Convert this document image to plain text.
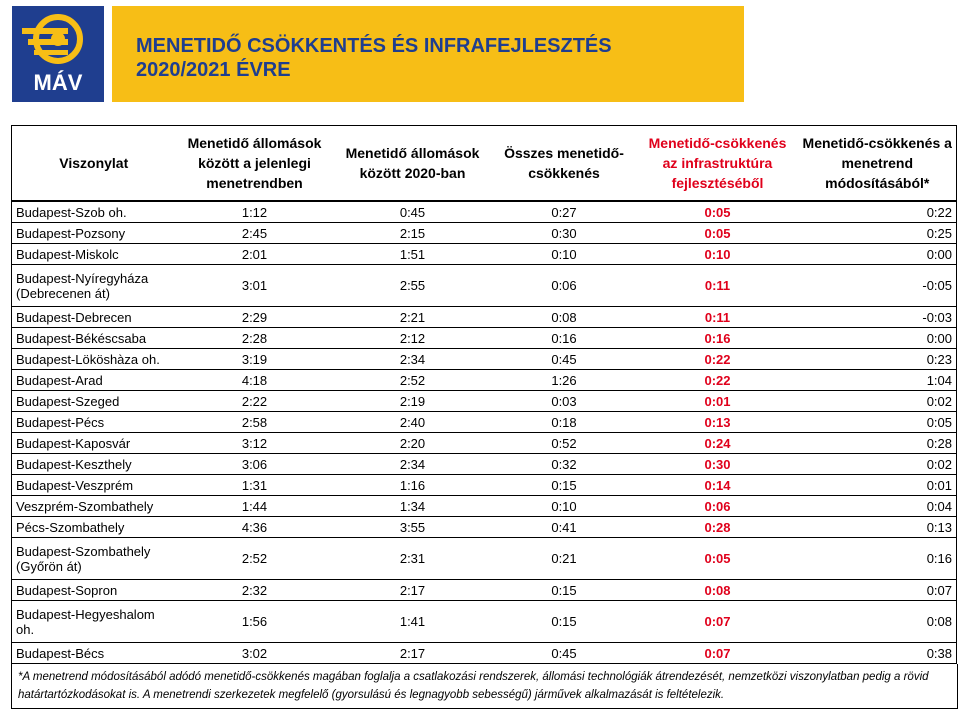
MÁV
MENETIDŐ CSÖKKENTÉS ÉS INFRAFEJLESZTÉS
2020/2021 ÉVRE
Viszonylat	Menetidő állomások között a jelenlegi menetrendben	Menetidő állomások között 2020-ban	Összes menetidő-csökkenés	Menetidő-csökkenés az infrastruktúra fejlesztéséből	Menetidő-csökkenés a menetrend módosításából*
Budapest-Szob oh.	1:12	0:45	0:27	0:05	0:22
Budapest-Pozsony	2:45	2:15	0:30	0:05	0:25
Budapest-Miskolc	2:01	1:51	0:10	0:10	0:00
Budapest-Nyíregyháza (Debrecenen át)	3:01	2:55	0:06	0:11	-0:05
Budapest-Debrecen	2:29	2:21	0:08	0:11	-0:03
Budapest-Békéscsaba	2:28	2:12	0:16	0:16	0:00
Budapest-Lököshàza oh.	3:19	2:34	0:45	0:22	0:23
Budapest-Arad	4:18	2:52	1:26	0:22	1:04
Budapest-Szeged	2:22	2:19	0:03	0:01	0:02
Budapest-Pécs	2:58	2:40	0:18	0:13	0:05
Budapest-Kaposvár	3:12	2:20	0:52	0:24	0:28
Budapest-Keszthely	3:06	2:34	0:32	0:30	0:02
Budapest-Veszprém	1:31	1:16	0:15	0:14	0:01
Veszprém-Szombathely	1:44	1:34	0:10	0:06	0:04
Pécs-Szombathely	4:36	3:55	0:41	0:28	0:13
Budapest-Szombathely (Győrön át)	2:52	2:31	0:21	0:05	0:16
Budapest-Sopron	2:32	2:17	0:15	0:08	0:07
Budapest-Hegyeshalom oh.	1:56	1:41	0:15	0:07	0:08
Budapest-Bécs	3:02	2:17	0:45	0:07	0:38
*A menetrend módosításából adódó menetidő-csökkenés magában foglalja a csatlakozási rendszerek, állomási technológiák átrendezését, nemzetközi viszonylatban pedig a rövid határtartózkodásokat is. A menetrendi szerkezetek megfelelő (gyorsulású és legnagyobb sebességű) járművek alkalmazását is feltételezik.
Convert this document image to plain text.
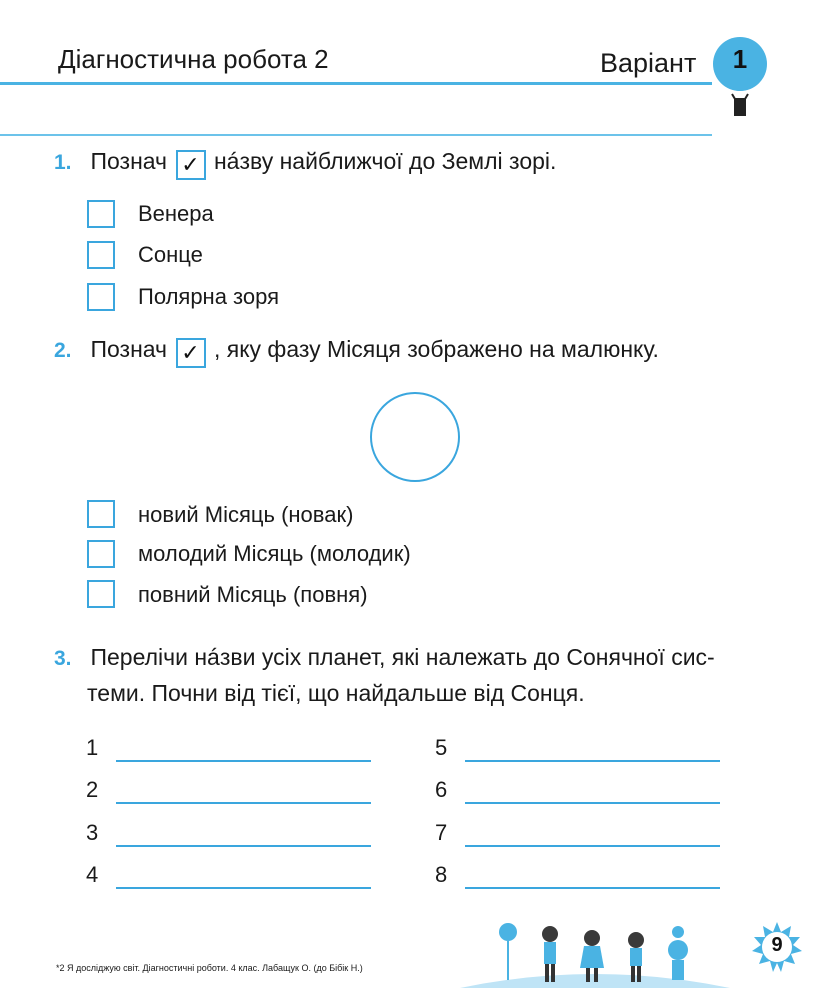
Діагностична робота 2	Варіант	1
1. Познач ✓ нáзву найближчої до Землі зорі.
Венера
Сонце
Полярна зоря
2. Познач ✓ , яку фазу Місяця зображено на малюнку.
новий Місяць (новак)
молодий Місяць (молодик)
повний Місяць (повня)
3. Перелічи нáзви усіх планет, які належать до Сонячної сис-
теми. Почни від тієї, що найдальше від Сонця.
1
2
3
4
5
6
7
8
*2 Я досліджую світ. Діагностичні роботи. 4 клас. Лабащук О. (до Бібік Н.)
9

→ **INSTRUCTIONS TO FOLLOW**: Pull out all lines containing "menetrend".

→ **SOLUTION BELOW**:
Viszonylat	Menetidő állomások között a jelenlegi menetrendben	Menetidő állomások között 2020-ban	Összes menetidő-csökkenés	Menetidő-csökkenés az infrastruktúra fejlesztéséből	Menetidő-csökkenés a menetrend módosításából*
*A menetrend módosításából adódó menetidő-csökkenés magában foglalja a csatlakozási rendszerek, állomási technológiák átrendezését, nemzetközi viszonylatban pedig a rövid határtartózkodásokat is. A menetrendi szerkezetek megfelelő (gyorsulású és legnagyobb sebességű) járművek alkalmazását is feltételezik.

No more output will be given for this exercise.